──────── Dataset records

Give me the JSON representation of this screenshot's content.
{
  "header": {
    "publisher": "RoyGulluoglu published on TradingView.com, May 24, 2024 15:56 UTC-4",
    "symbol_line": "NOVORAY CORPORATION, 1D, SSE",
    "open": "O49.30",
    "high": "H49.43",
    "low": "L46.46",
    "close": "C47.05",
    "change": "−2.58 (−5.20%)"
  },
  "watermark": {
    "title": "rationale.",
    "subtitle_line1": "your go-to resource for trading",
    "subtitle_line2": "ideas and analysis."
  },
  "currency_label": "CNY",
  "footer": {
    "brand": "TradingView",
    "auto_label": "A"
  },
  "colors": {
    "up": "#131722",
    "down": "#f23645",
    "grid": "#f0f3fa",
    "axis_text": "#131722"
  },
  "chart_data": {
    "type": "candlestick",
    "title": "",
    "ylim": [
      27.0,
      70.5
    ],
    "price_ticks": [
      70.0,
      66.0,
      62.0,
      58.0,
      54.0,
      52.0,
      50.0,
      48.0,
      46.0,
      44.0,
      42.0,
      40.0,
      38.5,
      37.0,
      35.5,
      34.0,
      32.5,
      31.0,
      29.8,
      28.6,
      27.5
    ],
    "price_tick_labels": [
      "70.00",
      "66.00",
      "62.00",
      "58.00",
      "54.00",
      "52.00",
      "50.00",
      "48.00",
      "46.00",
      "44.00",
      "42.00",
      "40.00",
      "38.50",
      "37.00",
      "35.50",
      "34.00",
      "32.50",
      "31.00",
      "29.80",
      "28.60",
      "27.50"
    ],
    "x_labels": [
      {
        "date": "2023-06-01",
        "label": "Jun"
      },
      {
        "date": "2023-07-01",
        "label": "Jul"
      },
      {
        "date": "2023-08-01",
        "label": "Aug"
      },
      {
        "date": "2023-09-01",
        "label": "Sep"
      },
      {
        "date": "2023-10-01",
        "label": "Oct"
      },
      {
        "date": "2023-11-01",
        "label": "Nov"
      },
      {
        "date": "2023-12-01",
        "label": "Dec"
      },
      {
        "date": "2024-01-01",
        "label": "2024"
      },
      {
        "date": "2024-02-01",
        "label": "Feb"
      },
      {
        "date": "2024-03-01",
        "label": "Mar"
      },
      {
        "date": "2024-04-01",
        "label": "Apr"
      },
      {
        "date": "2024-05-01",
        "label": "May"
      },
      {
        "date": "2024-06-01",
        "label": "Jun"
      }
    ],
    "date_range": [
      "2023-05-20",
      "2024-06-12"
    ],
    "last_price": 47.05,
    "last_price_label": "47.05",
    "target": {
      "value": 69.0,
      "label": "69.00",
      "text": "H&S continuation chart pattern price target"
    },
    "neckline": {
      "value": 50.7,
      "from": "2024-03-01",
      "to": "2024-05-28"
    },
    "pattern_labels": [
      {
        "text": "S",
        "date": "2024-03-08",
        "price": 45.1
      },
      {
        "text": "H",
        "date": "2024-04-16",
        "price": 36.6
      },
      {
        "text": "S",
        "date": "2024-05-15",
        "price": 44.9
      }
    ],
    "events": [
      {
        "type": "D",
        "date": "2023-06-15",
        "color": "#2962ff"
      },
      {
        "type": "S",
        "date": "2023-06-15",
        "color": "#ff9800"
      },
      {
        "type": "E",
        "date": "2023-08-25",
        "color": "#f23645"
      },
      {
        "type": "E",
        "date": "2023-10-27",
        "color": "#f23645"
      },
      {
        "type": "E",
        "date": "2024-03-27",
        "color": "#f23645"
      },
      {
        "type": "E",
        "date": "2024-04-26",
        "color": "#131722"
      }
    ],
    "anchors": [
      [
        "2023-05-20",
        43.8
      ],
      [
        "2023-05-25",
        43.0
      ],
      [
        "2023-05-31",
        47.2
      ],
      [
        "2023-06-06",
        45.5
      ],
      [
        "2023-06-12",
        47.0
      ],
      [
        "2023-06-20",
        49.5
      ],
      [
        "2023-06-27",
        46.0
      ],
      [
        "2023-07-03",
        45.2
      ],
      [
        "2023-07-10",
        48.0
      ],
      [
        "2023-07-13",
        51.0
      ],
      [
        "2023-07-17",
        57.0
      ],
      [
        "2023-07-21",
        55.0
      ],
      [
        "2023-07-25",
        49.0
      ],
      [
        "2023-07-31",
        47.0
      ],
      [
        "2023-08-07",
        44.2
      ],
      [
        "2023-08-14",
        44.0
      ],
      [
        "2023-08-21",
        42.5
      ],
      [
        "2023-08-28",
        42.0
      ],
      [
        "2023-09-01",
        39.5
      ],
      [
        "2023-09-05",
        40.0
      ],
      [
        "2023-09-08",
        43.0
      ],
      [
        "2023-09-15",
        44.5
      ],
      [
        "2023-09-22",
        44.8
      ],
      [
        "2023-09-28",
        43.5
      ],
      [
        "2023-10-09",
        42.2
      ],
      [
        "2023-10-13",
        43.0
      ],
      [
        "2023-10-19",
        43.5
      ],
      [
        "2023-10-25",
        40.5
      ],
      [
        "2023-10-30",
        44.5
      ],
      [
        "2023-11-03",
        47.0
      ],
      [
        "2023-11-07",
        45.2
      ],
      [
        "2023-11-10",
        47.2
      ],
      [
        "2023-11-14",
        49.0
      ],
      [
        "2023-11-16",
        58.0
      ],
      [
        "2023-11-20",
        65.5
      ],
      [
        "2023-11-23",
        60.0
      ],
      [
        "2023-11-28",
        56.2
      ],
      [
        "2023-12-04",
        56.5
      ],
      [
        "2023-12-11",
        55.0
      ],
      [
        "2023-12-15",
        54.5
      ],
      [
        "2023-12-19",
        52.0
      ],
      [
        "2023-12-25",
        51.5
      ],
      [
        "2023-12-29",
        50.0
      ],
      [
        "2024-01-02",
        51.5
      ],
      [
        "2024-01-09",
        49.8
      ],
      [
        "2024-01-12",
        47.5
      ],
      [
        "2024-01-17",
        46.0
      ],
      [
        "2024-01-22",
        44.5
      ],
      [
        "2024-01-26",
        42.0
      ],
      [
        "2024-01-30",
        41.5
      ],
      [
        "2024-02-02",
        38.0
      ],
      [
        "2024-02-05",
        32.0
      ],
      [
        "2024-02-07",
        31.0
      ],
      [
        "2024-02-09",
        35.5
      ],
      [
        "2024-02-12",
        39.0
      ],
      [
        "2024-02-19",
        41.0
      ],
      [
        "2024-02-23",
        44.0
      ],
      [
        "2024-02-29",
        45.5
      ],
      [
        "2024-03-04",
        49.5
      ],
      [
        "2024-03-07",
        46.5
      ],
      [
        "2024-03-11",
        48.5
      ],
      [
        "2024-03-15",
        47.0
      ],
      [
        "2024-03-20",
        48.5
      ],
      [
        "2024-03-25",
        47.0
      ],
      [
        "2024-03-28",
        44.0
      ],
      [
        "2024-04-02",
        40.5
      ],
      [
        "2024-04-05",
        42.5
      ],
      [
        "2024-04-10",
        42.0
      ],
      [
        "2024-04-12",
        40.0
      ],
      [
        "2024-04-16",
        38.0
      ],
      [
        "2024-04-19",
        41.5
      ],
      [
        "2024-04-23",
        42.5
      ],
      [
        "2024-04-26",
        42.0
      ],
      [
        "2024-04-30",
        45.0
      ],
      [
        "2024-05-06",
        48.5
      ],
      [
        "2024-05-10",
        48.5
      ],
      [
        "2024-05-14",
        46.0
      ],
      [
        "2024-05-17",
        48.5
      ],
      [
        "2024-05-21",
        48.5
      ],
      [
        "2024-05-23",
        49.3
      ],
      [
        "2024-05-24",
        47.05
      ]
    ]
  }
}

────────────────

▶ _Exercise_
Retype all of the material above with every character intact.

▶ _The solution_
Give me the JSON representation of this screenshot's content.
{
  "header": {
    "publisher": "RoyGulluoglu published on TradingView.com, May 24, 2024 15:56 UTC-4",
    "symbol_line": "NOVORAY CORPORATION, 1D, SSE",
    "open": "O49.30",
    "high": "H49.43",
    "low": "L46.46",
    "close": "C47.05",
    "change": "−2.58 (−5.20%)"
  },
  "watermark": {
    "title": "rationale.",
    "subtitle_line1": "your go-to resource for trading",
    "subtitle_line2": "ideas and analysis."
  },
  "currency_label": "CNY",
  "footer": {
    "brand": "TradingView",
    "auto_label": "A"
  },
  "colors": {
    "up": "#131722",
    "down": "#f23645",
    "grid": "#f0f3fa",
    "axis_text": "#131722"
  },
  "chart_data": {
    "type": "candlestick",
    "title": "",
    "ylim": [
      27.0,
      70.5
    ],
    "price_ticks": [
      70.0,
      66.0,
      62.0,
      58.0,
      54.0,
      52.0,
      50.0,
      48.0,
      46.0,
      44.0,
      42.0,
      40.0,
      38.5,
      37.0,
      35.5,
      34.0,
      32.5,
      31.0,
      29.8,
      28.6,
      27.5
    ],
    "price_tick_labels": [
      "70.00",
      "66.00",
      "62.00",
      "58.00",
      "54.00",
      "52.00",
      "50.00",
      "48.00",
      "46.00",
      "44.00",
      "42.00",
      "40.00",
      "38.50",
      "37.00",
      "35.50",
      "34.00",
      "32.50",
      "31.00",
      "29.80",
      "28.60",
      "27.50"
    ],
    "x_labels": [
      {
        "date": "2023-06-01",
        "label": "Jun"
      },
      {
        "date": "2023-07-01",
        "label": "Jul"
      },
      {
        "date": "2023-08-01",
        "label": "Aug"
      },
      {
        "date": "2023-09-01",
        "label": "Sep"
      },
      {
        "date": "2023-10-01",
        "label": "Oct"
      },
      {
        "date": "2023-11-01",
        "label": "Nov"
      },
      {
        "date": "2023-12-01",
        "label": "Dec"
      },
      {
        "date": "2024-01-01",
        "label": "2024"
      },
      {
        "date": "2024-02-01",
        "label": "Feb"
      },
      {
        "date": "2024-03-01",
        "label": "Mar"
      },
      {
        "date": "2024-04-01",
        "label": "Apr"
      },
      {
        "date": "2024-05-01",
        "label": "May"
      },
      {
        "date": "2024-06-01",
        "label": "Jun"
      }
    ],
    "date_range": [
      "2023-05-20",
      "2024-06-12"
    ],
    "last_price": 47.05,
    "last_price_label": "47.05",
    "target": {
      "value": 69.0,
      "label": "69.00",
      "text": "H&S continuation chart pattern price target"
    },
    "neckline": {
      "value": 50.7,
      "from": "2024-03-01",
      "to": "2024-05-28"
    },
    "pattern_labels": [
      {
        "text": "S",
        "date": "2024-03-08",
        "price": 45.1
      },
      {
        "text": "H",
        "date": "2024-04-16",
        "price": 36.6
      },
      {
        "text": "S",
        "date": "2024-05-15",
        "price": 44.9
      }
    ],
    "events": [
      {
        "type": "D",
        "date": "2023-06-15",
        "color": "#2962ff"
      },
      {
        "type": "S",
        "date": "2023-06-15",
        "color": "#ff9800"
      },
      {
        "type": "E",
        "date": "2023-08-25",
        "color": "#f23645"
      },
      {
        "type": "E",
        "date": "2023-10-27",
        "color": "#f23645"
      },
      {
        "type": "E",
        "date": "2024-03-27",
        "color": "#f23645"
      },
      {
        "type": "E",
        "date": "2024-04-26",
        "color": "#131722"
      }
    ],
    "anchors": [
      [
        "2023-05-20",
        43.8
      ],
      [
        "2023-05-25",
        43.0
      ],
      [
        "2023-05-31",
        47.2
      ],
      [
        "2023-06-06",
        45.5
      ],
      [
        "2023-06-12",
        47.0
      ],
      [
        "2023-06-20",
        49.5
      ],
      [
        "2023-06-27",
        46.0
      ],
      [
        "2023-07-03",
        45.2
      ],
      [
        "2023-07-10",
        48.0
      ],
      [
        "2023-07-13",
        51.0
      ],
      [
        "2023-07-17",
        57.0
      ],
      [
        "2023-07-21",
        55.0
      ],
      [
        "2023-07-25",
        49.0
      ],
      [
        "2023-07-31",
        47.0
      ],
      [
        "2023-08-07",
        44.2
      ],
      [
        "2023-08-14",
        44.0
      ],
      [
        "2023-08-21",
        42.5
      ],
      [
        "2023-08-28",
        42.0
      ],
      [
        "2023-09-01",
        39.5
      ],
      [
        "2023-09-05",
        40.0
      ],
      [
        "2023-09-08",
        43.0
      ],
      [
        "2023-09-15",
        44.5
      ],
      [
        "2023-09-22",
        44.8
      ],
      [
        "2023-09-28",
        43.5
      ],
      [
        "2023-10-09",
        42.2
      ],
      [
        "2023-10-13",
        43.0
      ],
      [
        "2023-10-19",
        43.5
      ],
      [
        "2023-10-25",
        40.5
      ],
      [
        "2023-10-30",
        44.5
      ],
      [
        "2023-11-03",
        47.0
      ],
      [
        "2023-11-07",
        45.2
      ],
      [
        "2023-11-10",
        47.2
      ],
      [
        "2023-11-14",
        49.0
      ],
      [
        "2023-11-16",
        58.0
      ],
      [
        "2023-11-20",
        65.5
      ],
      [
        "2023-11-23",
        60.0
      ],
      [
        "2023-11-28",
        56.2
      ],
      [
        "2023-12-04",
        56.5
      ],
      [
        "2023-12-11",
        55.0
      ],
      [
        "2023-12-15",
        54.5
      ],
      [
        "2023-12-19",
        52.0
      ],
      [
        "2023-12-25",
        51.5
      ],
      [
        "2023-12-29",
        50.0
      ],
      [
        "2024-01-02",
        51.5
      ],
      [
        "2024-01-09",
        49.8
      ],
      [
        "2024-01-12",
        47.5
      ],
      [
        "2024-01-17",
        46.0
      ],
      [
        "2024-01-22",
        44.5
      ],
      [
        "2024-01-26",
        42.0
      ],
      [
        "2024-01-30",
        41.5
      ],
      [
        "2024-02-02",
        38.0
      ],
      [
        "2024-02-05",
        32.0
      ],
      [
        "2024-02-07",
        31.0
      ],
      [
        "2024-02-09",
        35.5
      ],
      [
        "2024-02-12",
        39.0
      ],
      [
        "2024-02-19",
        41.0
      ],
      [
        "2024-02-23",
        44.0
      ],
      [
        "2024-02-29",
        45.5
      ],
      [
        "2024-03-04",
        49.5
      ],
      [
        "2024-03-07",
        46.5
      ],
      [
        "2024-03-11",
        48.5
      ],
      [
        "2024-03-15",
        47.0
      ],
      [
        "2024-03-20",
        48.5
      ],
      [
        "2024-03-25",
        47.0
      ],
      [
        "2024-03-28",
        44.0
      ],
      [
        "2024-04-02",
        40.5
      ],
      [
        "2024-04-05",
        42.5
      ],
      [
        "2024-04-10",
        42.0
      ],
      [
        "2024-04-12",
        40.0
      ],
      [
        "2024-04-16",
        38.0
      ],
      [
        "2024-04-19",
        41.5
      ],
      [
        "2024-04-23",
        42.5
      ],
      [
        "2024-04-26",
        42.0
      ],
      [
        "2024-04-30",
        45.0
      ],
      [
        "2024-05-06",
        48.5
      ],
      [
        "2024-05-10",
        48.5
      ],
      [
        "2024-05-14",
        46.0
      ],
      [
        "2024-05-17",
        48.5
      ],
      [
        "2024-05-21",
        48.5
      ],
      [
        "2024-05-23",
        49.3
      ],
      [
        "2024-05-24",
        47.05
      ]
    ]
  }
}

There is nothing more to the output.